TEXT PROVIDED |

•••••

Markets live chat transcript for the chat ending at 11:47 on 29 Mar 2007. Participants in this chat were: Paul Murphy (PM) Neil Hume (NH)

PM: Welcome to a Markets Live here on Alphaville

PM: Neil Hume is with me

PM: Busy morning — lots of statements, earnings and the like

PM: So what shall we start off with

PM: Shall we have a chat about Bridgewell, the mid market broker?

NH: morning. yes that wouold be a good place to start

PM: Just thought a number of your mid-market mates would have some thoughts on this.

NH: You callin me mid-market!

PM: No no no.

PM: Woudnt dare

PM: Just I know some of your shrewdies reside in the mid-market space

NH: Hmm. Well, the story this morning is that Bridgewell has come out with a statement confirming that it has received a number of takeover approaches.

PM: Yes, responding to the 10 per cent hike in its shares over the past week or so.

NH: Yes, well it is no particularly surprise to most people. Jim Renwick, the ex UBS equity capital markets guy who took over as chief executive in January, seems to have been touting the business around

PM: Touting around?

NH: Well, may be that’s over stating it. But he took over a business with some issues. Floated last june at 140 – then watched the market in AIM flotations collapse.

NH: We had a string of controversies – not related to B’Well i hasted to add – and then a buyers strike amongst institutions meant Bridgewell missed out on lots of fees it was expecting.

PM: Yes, so he took up the ceo position and identified the obvious – namely that a firm like Bridgewell needs scale

NH: Yes it needs more corporate clients – got something like 80/90 at the moment. It needs more institutional business – and it needs to get its revenue per head up.

PM: Pretty sharply I guess.

PM: So who are they talking to?

NH: Well, anyone and everyone, you’d guess.

NH: people in the know reckon the first serious approach comes from someone who wants to grow the business.

PM: And that points to maybe someone from the US using Bridgewell to build their British biz.

NH: Yes – or Canadian – Cannacord is one name that has been mentioned.

NH: Jefferies is another

PM: Yes, but you’d expect someone like Numis or Collins Stewart to put their own offer on the table now.

PM: So we are talking about sharp – and potentially painful – consolidation in this sector.

NH: very much so. all the senior people in the sector are expecting consolidation and this could kick start it

NH: hearing rumours on a regular basis that some of the smaller brokers like Altium, Arbuthnot are keen on doing deals

PM: interesting

NH: and then there is Evolution with all that cash and some interesting shareholders

PM: Somehting has got to happen with Evolution

NH: in recent weeks RIT Capital has apepared with a 4% holding in Evo

PM: that’s the Jacob rothschild fund, no?

PM: Lord Jacob

NH: it is. you sort of wonder whether Evo’s might sell their securities biz and focus on their asset mangement operations

PM: Ok — seems sensbile

PM: We should just mention Bridgewell’s porice. How has that responded?

•••••

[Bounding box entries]
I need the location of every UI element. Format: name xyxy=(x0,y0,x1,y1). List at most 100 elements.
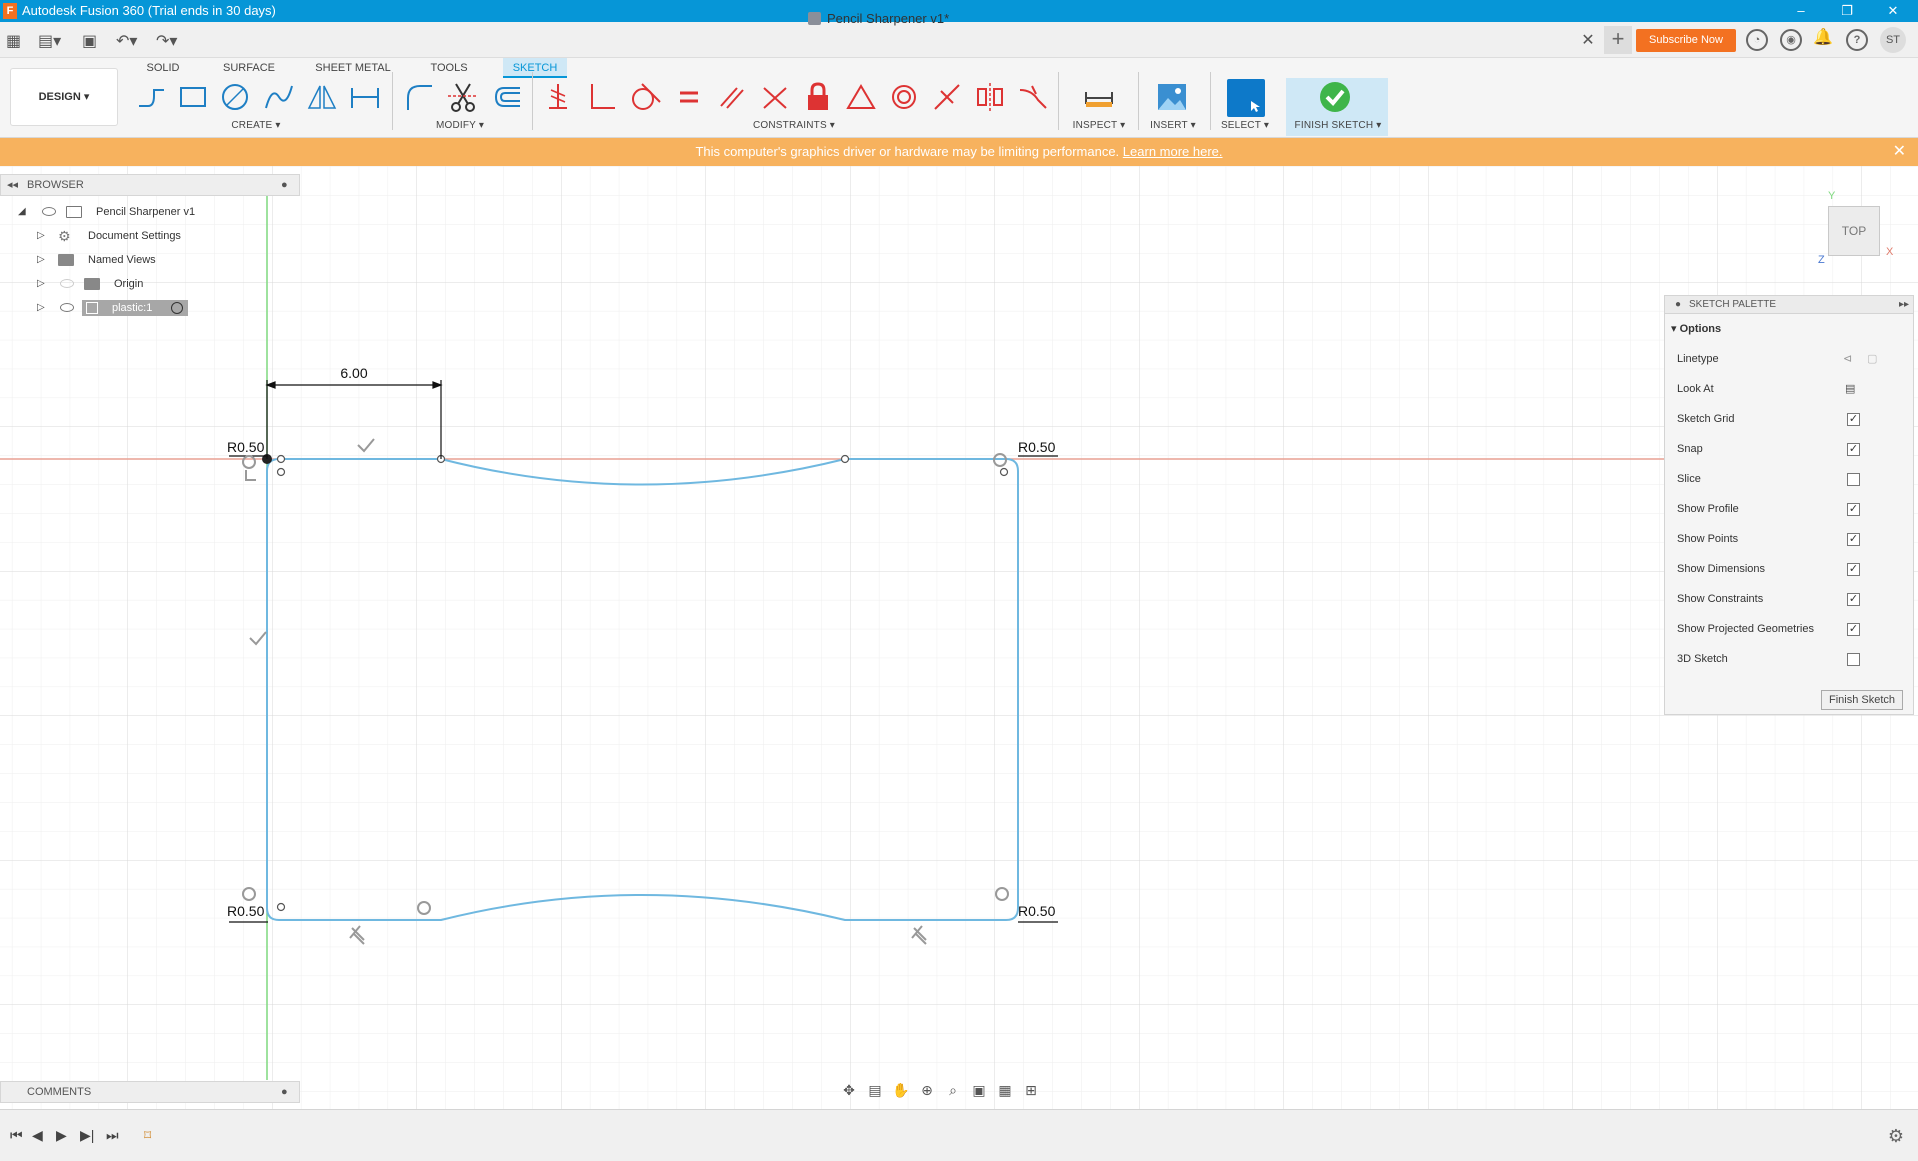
workspace-switcher-button[interactable]: DESIGN ▾ xyxy=(10,68,118,126)
display-settings-icon[interactable]: ▣ xyxy=(966,1082,992,1099)
collinear-constraint-icon[interactable] xyxy=(758,80,792,114)
palette-finish-sketch-button[interactable]: Finish Sketch xyxy=(1821,690,1903,710)
close-tab-icon[interactable]: ✕ xyxy=(1578,30,1598,50)
browser-item-document-settings[interactable]: ▷ ⚙ Document Settings xyxy=(0,225,300,247)
comments-panel-header[interactable]: COMMENTS ● xyxy=(0,1081,300,1103)
play-icon[interactable]: ▶ xyxy=(56,1127,67,1144)
sketch-palette-header[interactable]: ● SKETCH PALETTE ▸▸ xyxy=(1665,296,1913,314)
browser-item-root[interactable]: ◢ Pencil Sharpener v1 xyxy=(0,201,300,223)
redo-icon[interactable]: ↷▾ xyxy=(156,31,177,51)
collapse-panel-icon[interactable]: ◂◂ xyxy=(7,175,18,195)
subscribe-button[interactable]: Subscribe Now xyxy=(1636,29,1736,52)
viewcube[interactable]: TOP xyxy=(1828,206,1880,256)
curvature-constraint-icon[interactable] xyxy=(1016,80,1050,114)
activate-radio-icon[interactable] xyxy=(171,302,183,314)
job-status-icon[interactable]: ◔ xyxy=(1746,29,1768,51)
browser-item-named-views[interactable]: ▷ Named Views xyxy=(0,249,300,271)
circle-tool-icon[interactable] xyxy=(218,80,252,114)
browser-panel-header[interactable]: ◂◂ BROWSER ● xyxy=(0,174,300,196)
triangle-constraint-icon[interactable] xyxy=(844,80,878,114)
close-window-icon[interactable]: ✕ xyxy=(1870,0,1916,22)
minimize-icon[interactable]: – xyxy=(1778,0,1824,22)
banner-close-icon[interactable]: ✕ xyxy=(1893,138,1906,166)
orbit-icon[interactable]: ✥ xyxy=(836,1082,862,1099)
avatar[interactable]: ST xyxy=(1880,27,1906,53)
offset-tool-icon[interactable] xyxy=(490,80,524,114)
measure-tool-icon[interactable] xyxy=(1082,80,1116,114)
expand-triangle-icon[interactable]: ▷ xyxy=(37,297,45,319)
look-at-nav-icon[interactable]: ▤ xyxy=(862,1082,888,1099)
equal-constraint-icon[interactable] xyxy=(672,80,706,114)
spline-tool-icon[interactable] xyxy=(262,80,296,114)
rectangle-tool-icon[interactable] xyxy=(176,80,210,114)
fit-icon[interactable]: ⌕ xyxy=(940,1082,966,1099)
show-constraints-checkbox[interactable]: ✓ xyxy=(1847,593,1860,606)
tab-solid[interactable]: SOLID xyxy=(140,58,186,78)
online-status-icon[interactable]: ◉ xyxy=(1780,29,1802,51)
centerline-linetype-icon[interactable]: ▢ xyxy=(1867,349,1877,369)
line-tool-icon[interactable] xyxy=(134,80,168,114)
restore-icon[interactable]: ❐ xyxy=(1824,0,1870,22)
select-tool-icon[interactable] xyxy=(1227,79,1265,117)
show-points-checkbox[interactable]: ✓ xyxy=(1847,533,1860,546)
learn-more-link[interactable]: Learn more here. xyxy=(1123,144,1223,159)
tab-sketch[interactable]: SKETCH xyxy=(503,58,567,78)
zoom-icon[interactable]: ⊕ xyxy=(914,1082,940,1099)
inspect-menu[interactable]: INSPECT ▾ xyxy=(1064,120,1134,134)
finish-sketch-menu[interactable]: FINISH SKETCH ▾ xyxy=(1290,120,1386,134)
go-to-start-icon[interactable]: ⏮ xyxy=(10,1127,23,1144)
snap-checkbox[interactable]: ✓ xyxy=(1847,443,1860,456)
visibility-eye-icon[interactable] xyxy=(60,279,74,288)
add-comment-icon[interactable]: ● xyxy=(281,1082,288,1102)
symmetry-constraint-icon[interactable] xyxy=(973,80,1007,114)
select-menu[interactable]: SELECT ▾ xyxy=(1212,120,1278,134)
file-menu-icon[interactable]: ▤▾ xyxy=(38,31,61,51)
slice-checkbox[interactable] xyxy=(1847,473,1860,486)
sketch-grid-checkbox[interactable]: ✓ xyxy=(1847,413,1860,426)
palette-pin-icon[interactable]: ● xyxy=(1675,296,1681,314)
document-tab[interactable]: Pencil Sharpener v1* xyxy=(808,8,949,30)
perpendicular-constraint-icon[interactable] xyxy=(585,80,619,114)
fillet-tool-icon[interactable] xyxy=(402,80,436,114)
show-projected-checkbox[interactable]: ✓ xyxy=(1847,623,1860,636)
tab-sheet-metal[interactable]: SHEET METAL xyxy=(312,58,394,78)
step-back-icon[interactable]: ◀ xyxy=(32,1127,43,1144)
timeline-settings-gear-icon[interactable]: ⚙ xyxy=(1888,1126,1904,1147)
viewports-icon[interactable]: ⊞ xyxy=(1018,1082,1044,1099)
visibility-eye-icon[interactable] xyxy=(42,207,56,216)
undo-icon[interactable]: ↶▾ xyxy=(116,31,137,51)
trim-tool-icon[interactable] xyxy=(446,80,480,114)
apps-grid-icon[interactable]: ▦ xyxy=(6,31,21,51)
fix-constraint-lock-icon[interactable] xyxy=(801,80,835,114)
browser-item-origin[interactable]: ▷ Origin xyxy=(0,273,300,295)
3d-sketch-checkbox[interactable] xyxy=(1847,653,1860,666)
parallel-constraint-icon[interactable] xyxy=(715,80,749,114)
step-forward-icon[interactable]: ▶| xyxy=(80,1127,94,1144)
panel-pin-icon[interactable]: ● xyxy=(281,175,288,195)
coincident-constraint-icon[interactable] xyxy=(541,80,575,114)
show-profile-checkbox[interactable]: ✓ xyxy=(1847,503,1860,516)
tab-tools[interactable]: TOOLS xyxy=(424,58,474,78)
browser-item-plastic[interactable]: ▷ plastic:1 xyxy=(0,297,300,319)
show-dimensions-checkbox[interactable]: ✓ xyxy=(1847,563,1860,576)
create-menu[interactable]: CREATE ▾ xyxy=(216,120,296,134)
expand-triangle-icon[interactable]: ▷ xyxy=(37,249,45,271)
tab-surface[interactable]: SURFACE xyxy=(218,58,280,78)
expand-triangle-icon[interactable]: ▷ xyxy=(37,225,45,247)
concentric-constraint-icon[interactable] xyxy=(887,80,921,114)
notifications-icon[interactable]: 🔔 xyxy=(1812,29,1834,51)
palette-collapse-icon[interactable]: ▸▸ xyxy=(1899,296,1909,314)
visibility-eye-icon[interactable] xyxy=(60,303,74,312)
save-icon[interactable]: ▣ xyxy=(82,31,97,51)
modify-menu[interactable]: MODIFY ▾ xyxy=(420,120,500,134)
help-icon[interactable]: ? xyxy=(1846,29,1868,51)
expand-triangle-icon[interactable]: ▷ xyxy=(37,273,45,295)
sketch-timeline-feature-icon[interactable]: ⌑ xyxy=(144,1127,151,1144)
dimension-tool-icon[interactable] xyxy=(348,80,382,114)
insert-menu[interactable]: INSERT ▾ xyxy=(1140,120,1206,134)
new-tab-button[interactable]: + xyxy=(1604,26,1632,54)
pan-hand-icon[interactable]: ✋ xyxy=(888,1082,914,1099)
finish-sketch-check-icon[interactable] xyxy=(1318,80,1352,114)
expand-triangle-icon[interactable]: ◢ xyxy=(18,201,26,223)
midpoint-constraint-icon[interactable] xyxy=(930,80,964,114)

•••••

SET OF TASKS |
[a] List every person named in the Bridgewell chat transcript.
[b] According to the Bridgewell chat transcript, what size of holding in Evolution has RIT Capital appeared with?
[c] Repeat verbatim the part of the Bridgewell chat transcript that opens with the words containing "PM: Pretty sharply" and closes with "grow the business.".

RESPONSES PER TASK |
[a] Paul Murphy, Neil Hume, Jim Renwick, Jacob Rothschild

[b] A 4% holding.

[c]
PM: Pretty sharply I guess.

PM: So who are they talking to?

NH: Well, anyone and everyone, you’d guess.

NH: people in the know reckon the first serious approach comes from someone who wants to grow the business.